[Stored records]

--- START ---

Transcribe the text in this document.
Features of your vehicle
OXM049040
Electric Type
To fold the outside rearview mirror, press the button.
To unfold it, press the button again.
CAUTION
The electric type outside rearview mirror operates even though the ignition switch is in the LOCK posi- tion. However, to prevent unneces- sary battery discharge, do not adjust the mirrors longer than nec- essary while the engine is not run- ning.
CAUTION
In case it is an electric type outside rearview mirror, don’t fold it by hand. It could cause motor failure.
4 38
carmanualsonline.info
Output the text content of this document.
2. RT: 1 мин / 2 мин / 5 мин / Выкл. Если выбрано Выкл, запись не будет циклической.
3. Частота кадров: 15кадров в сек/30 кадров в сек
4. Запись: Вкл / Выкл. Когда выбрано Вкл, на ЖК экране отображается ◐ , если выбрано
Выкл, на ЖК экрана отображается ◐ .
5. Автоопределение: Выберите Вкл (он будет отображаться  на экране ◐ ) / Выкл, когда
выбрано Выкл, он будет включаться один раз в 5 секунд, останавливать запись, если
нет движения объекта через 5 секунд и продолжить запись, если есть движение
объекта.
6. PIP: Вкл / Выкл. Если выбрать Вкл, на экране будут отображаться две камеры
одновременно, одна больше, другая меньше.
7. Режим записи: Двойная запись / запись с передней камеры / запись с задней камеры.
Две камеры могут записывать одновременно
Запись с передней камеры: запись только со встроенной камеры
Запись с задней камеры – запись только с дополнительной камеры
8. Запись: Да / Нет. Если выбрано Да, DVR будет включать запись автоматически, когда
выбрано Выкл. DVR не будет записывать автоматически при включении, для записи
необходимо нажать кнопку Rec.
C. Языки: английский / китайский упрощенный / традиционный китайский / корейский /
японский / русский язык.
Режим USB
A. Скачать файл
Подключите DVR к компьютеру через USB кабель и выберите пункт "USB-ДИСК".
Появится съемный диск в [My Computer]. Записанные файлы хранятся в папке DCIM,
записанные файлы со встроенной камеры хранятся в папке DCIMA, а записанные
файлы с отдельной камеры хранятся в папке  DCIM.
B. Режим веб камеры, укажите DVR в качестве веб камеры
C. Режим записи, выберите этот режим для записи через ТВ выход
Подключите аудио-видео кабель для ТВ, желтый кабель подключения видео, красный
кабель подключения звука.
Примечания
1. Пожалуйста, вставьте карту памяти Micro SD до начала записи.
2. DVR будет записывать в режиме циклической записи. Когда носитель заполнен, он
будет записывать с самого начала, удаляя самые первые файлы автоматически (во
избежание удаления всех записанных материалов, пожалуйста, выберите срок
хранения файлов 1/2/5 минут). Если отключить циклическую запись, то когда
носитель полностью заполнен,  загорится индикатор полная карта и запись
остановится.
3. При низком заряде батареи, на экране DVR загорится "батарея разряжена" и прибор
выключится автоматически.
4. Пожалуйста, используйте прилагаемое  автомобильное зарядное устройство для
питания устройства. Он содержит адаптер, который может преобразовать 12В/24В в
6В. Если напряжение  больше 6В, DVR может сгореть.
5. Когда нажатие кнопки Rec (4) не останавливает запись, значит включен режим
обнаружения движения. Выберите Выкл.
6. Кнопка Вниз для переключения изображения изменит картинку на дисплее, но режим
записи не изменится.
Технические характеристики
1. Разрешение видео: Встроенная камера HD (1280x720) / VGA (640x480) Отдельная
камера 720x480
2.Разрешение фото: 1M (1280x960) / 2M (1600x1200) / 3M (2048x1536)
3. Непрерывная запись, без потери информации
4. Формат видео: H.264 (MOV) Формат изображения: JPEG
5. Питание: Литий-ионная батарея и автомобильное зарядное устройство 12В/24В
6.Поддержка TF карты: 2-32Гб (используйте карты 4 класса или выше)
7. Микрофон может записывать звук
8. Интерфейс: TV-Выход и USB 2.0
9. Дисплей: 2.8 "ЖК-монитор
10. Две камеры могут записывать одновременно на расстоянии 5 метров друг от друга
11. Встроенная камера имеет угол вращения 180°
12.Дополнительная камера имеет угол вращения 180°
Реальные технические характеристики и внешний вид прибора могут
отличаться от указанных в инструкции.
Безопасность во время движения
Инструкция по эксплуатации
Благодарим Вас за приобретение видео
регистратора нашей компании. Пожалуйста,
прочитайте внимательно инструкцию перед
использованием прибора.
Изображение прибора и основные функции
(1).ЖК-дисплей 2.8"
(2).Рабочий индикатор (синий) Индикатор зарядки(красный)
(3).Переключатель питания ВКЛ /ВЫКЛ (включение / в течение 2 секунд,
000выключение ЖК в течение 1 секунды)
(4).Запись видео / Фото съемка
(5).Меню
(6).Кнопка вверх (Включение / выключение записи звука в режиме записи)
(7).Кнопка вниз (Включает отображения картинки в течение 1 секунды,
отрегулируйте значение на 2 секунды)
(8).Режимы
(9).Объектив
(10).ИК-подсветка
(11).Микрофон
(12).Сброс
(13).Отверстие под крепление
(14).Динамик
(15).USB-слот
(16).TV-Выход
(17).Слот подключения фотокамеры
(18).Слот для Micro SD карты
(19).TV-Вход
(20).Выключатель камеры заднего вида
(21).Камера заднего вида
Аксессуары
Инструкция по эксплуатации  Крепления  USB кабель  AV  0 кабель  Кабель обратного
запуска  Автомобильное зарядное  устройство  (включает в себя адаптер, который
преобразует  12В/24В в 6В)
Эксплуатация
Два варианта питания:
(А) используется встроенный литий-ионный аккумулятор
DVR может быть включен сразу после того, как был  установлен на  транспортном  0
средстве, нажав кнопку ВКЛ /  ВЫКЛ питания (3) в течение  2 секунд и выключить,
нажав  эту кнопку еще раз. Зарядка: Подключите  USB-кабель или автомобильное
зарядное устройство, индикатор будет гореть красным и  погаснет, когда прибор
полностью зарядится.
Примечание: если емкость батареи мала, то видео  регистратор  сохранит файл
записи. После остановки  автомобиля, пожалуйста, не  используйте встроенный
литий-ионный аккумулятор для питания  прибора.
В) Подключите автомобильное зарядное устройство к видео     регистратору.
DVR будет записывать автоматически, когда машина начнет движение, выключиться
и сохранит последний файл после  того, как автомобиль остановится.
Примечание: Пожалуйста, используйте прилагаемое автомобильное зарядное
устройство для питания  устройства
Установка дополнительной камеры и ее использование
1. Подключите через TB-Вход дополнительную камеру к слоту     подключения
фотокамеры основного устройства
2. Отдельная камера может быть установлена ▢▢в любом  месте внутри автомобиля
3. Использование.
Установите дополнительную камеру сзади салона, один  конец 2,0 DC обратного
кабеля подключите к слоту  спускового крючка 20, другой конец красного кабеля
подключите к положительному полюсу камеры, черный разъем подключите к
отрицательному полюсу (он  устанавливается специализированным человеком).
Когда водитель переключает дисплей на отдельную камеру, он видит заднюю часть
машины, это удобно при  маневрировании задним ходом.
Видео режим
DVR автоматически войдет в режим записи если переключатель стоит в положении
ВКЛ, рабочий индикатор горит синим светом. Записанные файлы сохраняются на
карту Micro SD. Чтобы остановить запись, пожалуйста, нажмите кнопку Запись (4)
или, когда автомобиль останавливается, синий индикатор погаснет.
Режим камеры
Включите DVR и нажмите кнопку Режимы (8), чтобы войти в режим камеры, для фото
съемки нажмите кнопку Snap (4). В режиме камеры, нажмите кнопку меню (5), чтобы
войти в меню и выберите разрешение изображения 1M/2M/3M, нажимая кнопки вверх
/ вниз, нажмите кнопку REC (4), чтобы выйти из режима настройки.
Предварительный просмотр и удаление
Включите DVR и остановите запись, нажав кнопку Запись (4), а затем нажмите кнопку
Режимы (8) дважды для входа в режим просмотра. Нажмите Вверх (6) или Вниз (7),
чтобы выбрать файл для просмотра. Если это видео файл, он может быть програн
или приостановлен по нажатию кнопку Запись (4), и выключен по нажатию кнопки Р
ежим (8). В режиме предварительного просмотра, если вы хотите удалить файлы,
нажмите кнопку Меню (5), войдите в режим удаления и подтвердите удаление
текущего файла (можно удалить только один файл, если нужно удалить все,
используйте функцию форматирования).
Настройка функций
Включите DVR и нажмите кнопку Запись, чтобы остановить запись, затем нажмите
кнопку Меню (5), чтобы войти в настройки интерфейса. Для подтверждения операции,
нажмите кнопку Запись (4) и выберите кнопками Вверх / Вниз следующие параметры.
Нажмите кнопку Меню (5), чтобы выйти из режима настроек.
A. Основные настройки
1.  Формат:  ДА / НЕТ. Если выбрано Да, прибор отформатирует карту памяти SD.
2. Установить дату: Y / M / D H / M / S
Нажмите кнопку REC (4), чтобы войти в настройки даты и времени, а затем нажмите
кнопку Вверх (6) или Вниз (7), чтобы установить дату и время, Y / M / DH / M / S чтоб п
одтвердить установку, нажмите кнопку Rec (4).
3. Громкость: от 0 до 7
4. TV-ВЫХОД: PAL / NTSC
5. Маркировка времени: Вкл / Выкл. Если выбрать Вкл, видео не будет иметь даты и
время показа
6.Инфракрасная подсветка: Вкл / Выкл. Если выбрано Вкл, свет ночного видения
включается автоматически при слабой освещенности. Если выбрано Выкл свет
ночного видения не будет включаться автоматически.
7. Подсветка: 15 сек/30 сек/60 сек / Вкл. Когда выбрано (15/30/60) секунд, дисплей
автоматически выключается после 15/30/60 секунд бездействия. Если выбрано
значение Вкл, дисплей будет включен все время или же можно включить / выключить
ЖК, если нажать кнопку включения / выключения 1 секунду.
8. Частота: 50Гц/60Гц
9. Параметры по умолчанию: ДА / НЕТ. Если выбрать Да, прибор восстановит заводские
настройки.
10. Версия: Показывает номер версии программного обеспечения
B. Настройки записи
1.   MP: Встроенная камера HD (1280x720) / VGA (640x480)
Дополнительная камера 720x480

--- END ---

DIRECTION. Every line that holds the word "Встроенная" counts once; state the total number of such lines and nothing else.

OUTPUT. 3